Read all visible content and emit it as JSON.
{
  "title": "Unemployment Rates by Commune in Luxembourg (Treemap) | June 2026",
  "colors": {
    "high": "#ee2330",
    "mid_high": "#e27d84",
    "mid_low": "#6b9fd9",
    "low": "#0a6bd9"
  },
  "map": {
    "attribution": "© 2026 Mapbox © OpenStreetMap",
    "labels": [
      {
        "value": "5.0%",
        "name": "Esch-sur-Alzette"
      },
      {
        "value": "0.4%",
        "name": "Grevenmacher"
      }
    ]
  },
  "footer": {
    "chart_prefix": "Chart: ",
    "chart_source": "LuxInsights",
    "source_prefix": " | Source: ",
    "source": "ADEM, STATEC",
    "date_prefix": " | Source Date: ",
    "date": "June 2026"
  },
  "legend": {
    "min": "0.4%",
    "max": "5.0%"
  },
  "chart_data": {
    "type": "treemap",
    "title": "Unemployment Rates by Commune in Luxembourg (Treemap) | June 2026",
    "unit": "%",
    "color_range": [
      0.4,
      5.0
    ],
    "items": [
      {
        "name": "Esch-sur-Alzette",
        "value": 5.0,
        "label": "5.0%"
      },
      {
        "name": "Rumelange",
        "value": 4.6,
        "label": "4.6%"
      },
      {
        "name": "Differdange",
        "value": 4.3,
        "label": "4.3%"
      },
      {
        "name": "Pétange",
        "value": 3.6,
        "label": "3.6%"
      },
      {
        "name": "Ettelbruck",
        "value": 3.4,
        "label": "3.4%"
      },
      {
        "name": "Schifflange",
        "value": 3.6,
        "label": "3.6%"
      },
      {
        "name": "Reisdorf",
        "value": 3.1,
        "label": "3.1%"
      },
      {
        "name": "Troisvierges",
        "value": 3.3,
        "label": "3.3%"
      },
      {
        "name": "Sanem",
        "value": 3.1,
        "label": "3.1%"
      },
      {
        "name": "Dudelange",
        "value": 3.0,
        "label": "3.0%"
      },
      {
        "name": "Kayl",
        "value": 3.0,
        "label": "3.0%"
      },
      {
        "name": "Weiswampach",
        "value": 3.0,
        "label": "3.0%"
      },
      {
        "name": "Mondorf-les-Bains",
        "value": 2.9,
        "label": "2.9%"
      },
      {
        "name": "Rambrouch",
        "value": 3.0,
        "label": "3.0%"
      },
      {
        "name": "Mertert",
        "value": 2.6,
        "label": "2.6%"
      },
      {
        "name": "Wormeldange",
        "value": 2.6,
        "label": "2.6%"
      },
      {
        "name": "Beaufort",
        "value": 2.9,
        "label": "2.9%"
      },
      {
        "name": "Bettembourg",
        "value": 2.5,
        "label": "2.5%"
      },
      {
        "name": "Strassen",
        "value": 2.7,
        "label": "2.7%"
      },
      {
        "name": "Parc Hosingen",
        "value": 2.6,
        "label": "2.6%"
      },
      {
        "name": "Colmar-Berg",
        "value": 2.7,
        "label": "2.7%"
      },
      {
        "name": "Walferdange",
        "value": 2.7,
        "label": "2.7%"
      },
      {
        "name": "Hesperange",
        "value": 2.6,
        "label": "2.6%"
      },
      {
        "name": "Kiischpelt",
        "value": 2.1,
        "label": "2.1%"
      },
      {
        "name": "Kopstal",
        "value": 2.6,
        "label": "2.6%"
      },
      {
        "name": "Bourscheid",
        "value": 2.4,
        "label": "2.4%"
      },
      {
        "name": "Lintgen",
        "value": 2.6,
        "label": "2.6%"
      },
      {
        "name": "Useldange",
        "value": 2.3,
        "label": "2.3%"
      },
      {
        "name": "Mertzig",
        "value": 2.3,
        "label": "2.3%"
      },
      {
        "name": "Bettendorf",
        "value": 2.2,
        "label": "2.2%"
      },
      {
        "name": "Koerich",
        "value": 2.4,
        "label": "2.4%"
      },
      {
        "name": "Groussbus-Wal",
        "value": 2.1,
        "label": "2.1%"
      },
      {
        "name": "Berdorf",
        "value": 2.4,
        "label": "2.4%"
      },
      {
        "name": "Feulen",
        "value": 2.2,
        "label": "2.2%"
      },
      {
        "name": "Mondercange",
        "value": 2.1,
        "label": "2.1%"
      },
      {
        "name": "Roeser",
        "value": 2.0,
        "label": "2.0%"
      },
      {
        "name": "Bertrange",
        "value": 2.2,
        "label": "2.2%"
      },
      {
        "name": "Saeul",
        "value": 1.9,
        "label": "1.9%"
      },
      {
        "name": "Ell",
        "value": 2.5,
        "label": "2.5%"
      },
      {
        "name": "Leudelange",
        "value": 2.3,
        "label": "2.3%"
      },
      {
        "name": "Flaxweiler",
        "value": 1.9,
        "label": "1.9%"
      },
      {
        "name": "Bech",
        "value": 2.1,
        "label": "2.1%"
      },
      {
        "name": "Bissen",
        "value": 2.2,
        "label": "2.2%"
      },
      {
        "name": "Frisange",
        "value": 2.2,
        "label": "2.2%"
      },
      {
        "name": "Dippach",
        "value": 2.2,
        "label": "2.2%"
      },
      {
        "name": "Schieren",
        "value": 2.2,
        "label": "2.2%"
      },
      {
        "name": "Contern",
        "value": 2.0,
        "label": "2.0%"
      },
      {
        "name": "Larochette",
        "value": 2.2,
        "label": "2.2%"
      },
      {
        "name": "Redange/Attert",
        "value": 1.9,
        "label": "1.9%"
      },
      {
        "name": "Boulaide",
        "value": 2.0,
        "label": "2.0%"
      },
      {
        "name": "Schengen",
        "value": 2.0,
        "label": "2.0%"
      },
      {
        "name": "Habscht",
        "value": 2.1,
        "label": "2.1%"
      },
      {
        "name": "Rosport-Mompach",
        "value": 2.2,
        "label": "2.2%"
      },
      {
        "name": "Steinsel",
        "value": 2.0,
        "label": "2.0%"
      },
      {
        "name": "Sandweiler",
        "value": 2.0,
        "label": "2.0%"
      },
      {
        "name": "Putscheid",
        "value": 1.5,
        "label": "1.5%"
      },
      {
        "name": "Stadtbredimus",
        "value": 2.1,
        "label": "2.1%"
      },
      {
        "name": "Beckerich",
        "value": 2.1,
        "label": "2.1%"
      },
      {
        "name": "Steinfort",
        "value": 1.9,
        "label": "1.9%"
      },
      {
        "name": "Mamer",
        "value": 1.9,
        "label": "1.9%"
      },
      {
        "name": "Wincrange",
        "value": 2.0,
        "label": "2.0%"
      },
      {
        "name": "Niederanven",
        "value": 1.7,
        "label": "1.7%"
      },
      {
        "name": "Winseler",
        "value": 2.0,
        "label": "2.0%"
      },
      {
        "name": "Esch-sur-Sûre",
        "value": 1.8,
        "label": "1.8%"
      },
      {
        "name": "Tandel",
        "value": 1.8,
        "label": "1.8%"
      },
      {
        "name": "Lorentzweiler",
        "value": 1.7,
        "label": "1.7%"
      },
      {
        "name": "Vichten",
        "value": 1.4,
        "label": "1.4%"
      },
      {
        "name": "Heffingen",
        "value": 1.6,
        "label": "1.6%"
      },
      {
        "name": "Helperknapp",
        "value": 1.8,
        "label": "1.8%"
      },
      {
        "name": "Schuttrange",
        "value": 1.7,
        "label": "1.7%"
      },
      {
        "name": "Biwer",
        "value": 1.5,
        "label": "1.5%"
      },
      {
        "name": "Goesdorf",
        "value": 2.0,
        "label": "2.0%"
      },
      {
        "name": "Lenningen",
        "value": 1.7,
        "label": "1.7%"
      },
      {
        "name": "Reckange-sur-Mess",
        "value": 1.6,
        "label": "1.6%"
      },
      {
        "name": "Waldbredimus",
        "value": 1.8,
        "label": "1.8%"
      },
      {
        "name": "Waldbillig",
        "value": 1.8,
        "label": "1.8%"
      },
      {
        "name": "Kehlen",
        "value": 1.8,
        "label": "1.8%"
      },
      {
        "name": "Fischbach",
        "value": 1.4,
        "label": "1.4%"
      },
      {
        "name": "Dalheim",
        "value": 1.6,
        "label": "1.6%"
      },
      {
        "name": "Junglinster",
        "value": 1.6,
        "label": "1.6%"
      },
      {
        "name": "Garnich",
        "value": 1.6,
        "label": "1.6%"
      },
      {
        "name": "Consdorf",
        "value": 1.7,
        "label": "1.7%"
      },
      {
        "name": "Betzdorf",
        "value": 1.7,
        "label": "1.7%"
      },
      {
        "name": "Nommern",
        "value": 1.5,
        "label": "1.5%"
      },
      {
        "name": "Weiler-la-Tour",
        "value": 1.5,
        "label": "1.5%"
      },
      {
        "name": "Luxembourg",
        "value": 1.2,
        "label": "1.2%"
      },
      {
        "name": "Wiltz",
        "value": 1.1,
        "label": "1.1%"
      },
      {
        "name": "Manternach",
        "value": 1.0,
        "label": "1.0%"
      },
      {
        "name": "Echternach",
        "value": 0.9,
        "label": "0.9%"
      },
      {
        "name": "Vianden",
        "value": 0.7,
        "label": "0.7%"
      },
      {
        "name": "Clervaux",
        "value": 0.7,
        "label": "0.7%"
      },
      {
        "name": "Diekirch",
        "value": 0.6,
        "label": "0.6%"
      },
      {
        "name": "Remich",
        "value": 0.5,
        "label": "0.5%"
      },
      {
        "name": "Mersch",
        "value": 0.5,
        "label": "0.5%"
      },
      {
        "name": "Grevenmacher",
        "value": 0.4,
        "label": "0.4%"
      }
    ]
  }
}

⁂

▸ **Challenge**
From the listing above, collect each line in which the string "Luxembourg" appears.

▸ **Reply**
  "title": "Unemployment Rates by Commune in Luxembourg (Treemap) | June 2026",
    "title": "Unemployment Rates by Commune in Luxembourg (Treemap) | June 2026",
        "name": "Luxembourg",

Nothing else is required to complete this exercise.